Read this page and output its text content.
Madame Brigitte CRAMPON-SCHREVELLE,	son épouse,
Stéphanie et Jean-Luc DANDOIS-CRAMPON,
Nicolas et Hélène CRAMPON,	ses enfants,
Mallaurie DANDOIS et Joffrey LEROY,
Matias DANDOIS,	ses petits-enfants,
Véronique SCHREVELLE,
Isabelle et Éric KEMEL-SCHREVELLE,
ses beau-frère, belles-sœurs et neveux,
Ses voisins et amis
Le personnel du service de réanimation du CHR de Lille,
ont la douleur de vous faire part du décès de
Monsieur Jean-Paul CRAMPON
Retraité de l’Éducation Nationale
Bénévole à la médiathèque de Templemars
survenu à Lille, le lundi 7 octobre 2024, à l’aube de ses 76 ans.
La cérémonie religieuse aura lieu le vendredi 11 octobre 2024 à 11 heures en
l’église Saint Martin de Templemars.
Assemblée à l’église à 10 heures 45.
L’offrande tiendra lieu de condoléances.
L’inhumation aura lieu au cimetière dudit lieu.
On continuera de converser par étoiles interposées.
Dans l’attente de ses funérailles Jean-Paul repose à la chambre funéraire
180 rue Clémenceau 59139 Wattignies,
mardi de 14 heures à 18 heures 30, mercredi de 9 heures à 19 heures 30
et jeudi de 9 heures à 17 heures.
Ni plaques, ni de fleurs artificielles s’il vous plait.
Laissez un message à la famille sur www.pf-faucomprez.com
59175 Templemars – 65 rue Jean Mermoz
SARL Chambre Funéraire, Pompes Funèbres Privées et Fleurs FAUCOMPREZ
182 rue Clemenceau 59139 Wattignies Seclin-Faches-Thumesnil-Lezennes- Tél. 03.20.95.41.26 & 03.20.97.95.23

● ● ● ● ● ● ●

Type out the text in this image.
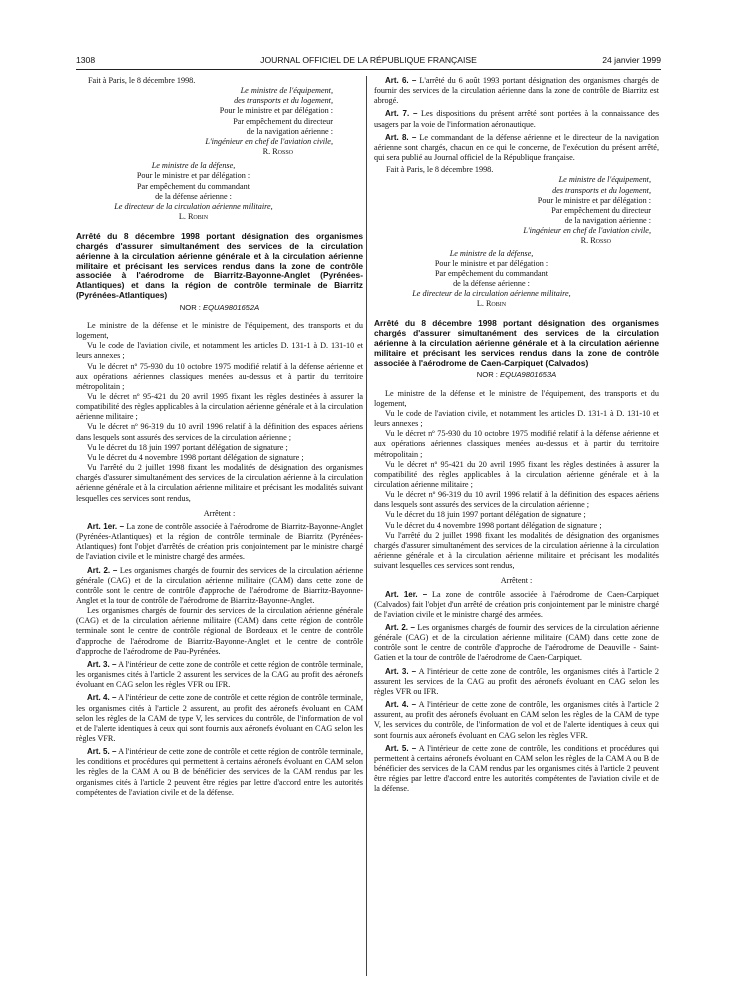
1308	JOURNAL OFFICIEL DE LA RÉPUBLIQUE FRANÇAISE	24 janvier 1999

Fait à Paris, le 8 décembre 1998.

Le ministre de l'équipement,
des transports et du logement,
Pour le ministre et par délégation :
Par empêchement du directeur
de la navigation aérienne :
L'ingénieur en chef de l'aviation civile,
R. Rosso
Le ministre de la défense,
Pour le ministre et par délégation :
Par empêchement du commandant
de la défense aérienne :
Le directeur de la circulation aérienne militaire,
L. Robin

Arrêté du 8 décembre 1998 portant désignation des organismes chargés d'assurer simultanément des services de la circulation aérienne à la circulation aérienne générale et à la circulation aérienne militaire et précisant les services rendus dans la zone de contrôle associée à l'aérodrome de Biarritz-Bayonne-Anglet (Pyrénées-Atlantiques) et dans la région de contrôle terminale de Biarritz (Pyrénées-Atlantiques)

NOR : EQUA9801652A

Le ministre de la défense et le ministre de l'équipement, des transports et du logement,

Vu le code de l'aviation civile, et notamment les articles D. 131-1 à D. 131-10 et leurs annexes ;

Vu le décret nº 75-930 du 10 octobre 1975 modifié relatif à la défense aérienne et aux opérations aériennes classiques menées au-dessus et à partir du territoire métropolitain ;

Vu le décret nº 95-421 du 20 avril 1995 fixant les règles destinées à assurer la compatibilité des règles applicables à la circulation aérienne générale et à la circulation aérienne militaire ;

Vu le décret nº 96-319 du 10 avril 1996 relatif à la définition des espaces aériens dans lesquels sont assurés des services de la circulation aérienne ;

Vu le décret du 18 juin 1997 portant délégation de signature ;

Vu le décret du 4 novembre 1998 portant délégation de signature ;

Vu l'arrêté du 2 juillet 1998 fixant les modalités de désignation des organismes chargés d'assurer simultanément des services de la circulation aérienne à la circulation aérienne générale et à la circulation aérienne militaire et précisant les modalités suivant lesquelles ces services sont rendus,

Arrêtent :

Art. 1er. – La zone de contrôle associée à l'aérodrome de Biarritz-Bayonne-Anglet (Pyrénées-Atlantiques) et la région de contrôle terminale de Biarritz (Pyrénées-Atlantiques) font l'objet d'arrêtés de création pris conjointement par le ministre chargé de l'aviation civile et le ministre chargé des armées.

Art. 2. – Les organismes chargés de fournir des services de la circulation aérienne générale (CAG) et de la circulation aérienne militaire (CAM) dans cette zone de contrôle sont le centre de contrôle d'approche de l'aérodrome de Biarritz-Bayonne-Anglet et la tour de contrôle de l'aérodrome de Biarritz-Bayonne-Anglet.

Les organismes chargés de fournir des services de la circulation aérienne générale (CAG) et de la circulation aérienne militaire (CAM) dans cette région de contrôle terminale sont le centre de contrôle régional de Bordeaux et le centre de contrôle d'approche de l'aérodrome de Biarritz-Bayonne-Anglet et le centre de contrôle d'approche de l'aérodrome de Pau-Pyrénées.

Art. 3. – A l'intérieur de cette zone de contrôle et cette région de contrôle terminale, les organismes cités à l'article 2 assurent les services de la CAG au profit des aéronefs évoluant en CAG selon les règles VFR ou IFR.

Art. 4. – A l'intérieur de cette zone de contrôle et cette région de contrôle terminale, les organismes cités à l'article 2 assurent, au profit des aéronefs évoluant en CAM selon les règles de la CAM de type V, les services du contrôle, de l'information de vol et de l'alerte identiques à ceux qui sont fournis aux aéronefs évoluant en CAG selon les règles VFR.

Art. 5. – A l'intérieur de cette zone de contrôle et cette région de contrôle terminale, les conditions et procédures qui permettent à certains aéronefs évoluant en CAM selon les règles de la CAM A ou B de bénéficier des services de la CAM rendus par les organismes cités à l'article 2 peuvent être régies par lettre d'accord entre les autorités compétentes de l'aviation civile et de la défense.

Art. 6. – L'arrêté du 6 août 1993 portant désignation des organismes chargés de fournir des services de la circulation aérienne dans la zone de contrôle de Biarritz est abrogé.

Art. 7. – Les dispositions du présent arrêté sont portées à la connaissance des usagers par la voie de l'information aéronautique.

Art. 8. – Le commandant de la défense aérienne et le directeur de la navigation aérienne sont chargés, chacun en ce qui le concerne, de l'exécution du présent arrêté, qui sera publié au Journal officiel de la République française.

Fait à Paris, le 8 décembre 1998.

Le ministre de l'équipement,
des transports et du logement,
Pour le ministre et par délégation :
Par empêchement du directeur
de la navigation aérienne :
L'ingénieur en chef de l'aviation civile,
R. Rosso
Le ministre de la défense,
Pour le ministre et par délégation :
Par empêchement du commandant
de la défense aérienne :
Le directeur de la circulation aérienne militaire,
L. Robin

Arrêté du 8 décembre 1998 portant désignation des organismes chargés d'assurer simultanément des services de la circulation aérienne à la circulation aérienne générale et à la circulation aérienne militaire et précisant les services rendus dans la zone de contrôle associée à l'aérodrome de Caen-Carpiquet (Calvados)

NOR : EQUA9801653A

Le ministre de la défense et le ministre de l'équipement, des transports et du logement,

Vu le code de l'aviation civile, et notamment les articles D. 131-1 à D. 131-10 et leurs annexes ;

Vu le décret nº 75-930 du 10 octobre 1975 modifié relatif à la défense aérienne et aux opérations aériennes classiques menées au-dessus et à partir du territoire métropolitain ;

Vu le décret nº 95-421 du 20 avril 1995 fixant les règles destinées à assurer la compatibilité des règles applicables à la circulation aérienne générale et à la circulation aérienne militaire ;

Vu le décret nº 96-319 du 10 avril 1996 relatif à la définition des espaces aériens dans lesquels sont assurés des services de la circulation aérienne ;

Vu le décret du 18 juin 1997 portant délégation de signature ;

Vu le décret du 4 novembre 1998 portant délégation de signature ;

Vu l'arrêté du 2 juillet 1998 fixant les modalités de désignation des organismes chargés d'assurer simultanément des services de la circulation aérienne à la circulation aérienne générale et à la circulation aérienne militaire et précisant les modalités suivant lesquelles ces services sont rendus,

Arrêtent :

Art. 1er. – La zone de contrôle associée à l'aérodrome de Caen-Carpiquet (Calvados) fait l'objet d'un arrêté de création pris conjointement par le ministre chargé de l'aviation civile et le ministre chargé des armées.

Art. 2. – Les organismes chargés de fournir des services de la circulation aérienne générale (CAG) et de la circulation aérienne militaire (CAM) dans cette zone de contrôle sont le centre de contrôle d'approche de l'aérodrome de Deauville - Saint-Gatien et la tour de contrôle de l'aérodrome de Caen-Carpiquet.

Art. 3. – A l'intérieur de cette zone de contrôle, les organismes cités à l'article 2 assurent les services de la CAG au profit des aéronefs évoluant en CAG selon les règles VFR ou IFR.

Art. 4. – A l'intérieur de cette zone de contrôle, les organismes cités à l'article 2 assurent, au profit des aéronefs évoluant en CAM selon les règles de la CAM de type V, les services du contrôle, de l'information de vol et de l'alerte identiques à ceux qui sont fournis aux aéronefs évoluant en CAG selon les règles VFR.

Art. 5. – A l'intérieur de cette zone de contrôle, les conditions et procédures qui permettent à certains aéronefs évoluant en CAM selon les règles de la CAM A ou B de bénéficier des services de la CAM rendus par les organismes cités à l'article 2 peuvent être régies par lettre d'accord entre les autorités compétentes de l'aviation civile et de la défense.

● ● ● ● ● ● ●

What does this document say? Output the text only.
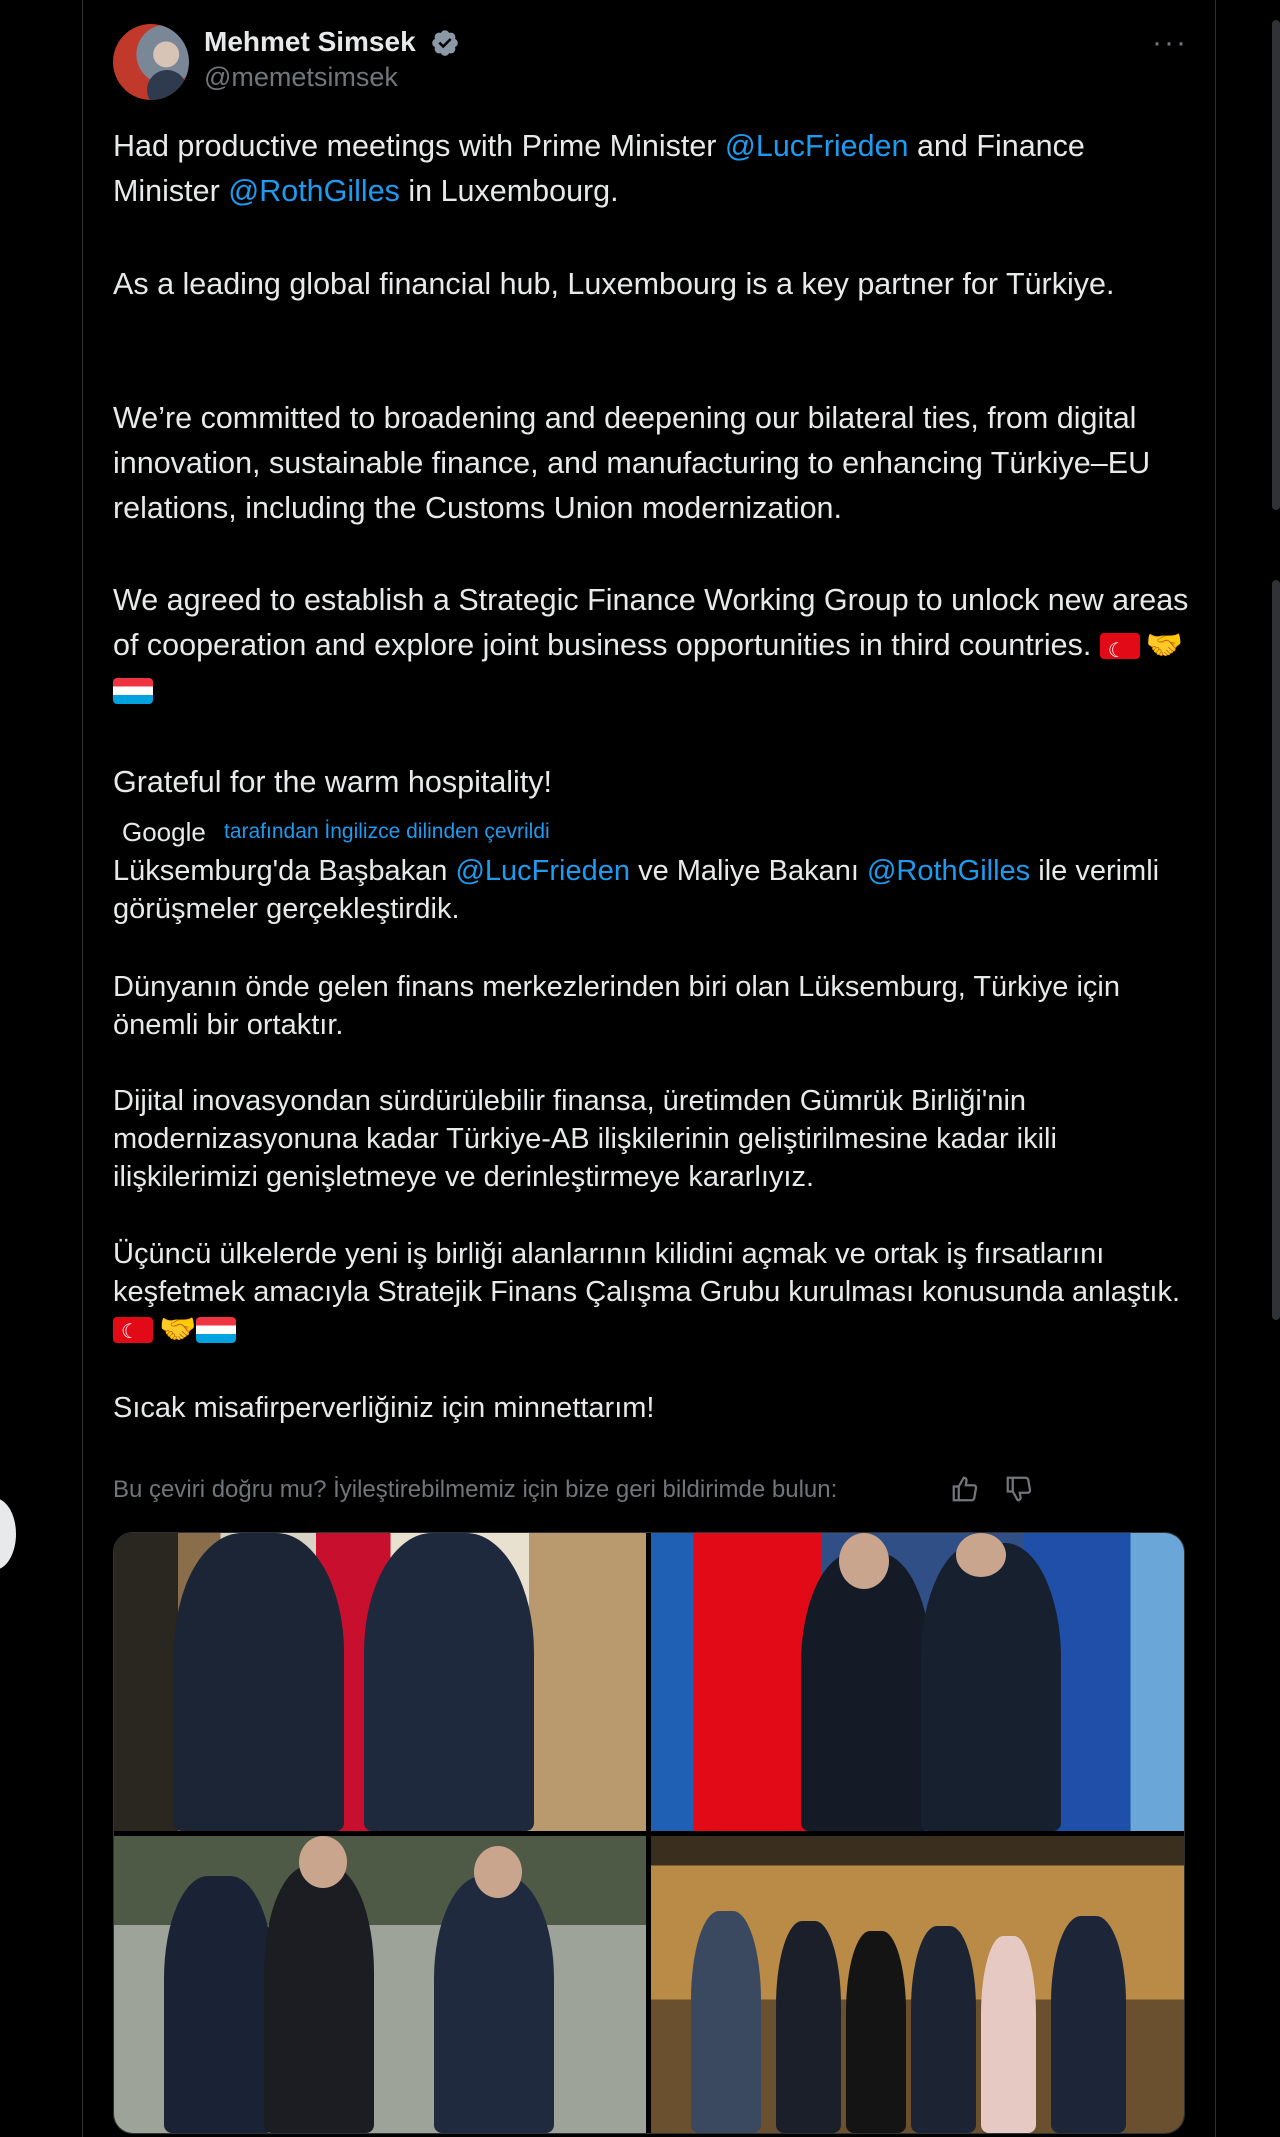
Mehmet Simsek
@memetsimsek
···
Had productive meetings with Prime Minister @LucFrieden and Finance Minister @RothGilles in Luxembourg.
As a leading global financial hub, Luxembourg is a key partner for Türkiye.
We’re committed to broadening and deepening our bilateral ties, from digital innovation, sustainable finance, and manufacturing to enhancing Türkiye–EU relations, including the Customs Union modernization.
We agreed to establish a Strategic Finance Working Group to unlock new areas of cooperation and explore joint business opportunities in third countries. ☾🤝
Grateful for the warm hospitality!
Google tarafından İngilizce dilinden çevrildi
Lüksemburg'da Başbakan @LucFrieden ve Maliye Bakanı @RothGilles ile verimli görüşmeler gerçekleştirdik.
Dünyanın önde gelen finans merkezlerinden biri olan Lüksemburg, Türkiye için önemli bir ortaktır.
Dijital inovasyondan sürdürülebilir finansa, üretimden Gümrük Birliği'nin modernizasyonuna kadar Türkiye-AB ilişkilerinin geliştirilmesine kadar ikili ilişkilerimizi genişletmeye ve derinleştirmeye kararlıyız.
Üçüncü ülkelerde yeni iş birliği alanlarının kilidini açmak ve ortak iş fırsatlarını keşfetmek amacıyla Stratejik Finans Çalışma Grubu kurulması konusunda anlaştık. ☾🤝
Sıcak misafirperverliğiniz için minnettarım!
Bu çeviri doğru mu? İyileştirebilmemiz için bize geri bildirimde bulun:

● ● ● ● ● ● ●

● EXERCISE DESCRIPTION:
Among the lines of the material, find those that hold the word "Jean" and copy them.

● CORRECT RESULT:
Stéphanie et Jean-Luc DANDOIS-CRAMPON,
Monsieur Jean-Paul CRAMPON
Dans l’attente de ses funérailles Jean-Paul repose à la chambre funéraire
59175 Templemars – 65 rue Jean Mermoz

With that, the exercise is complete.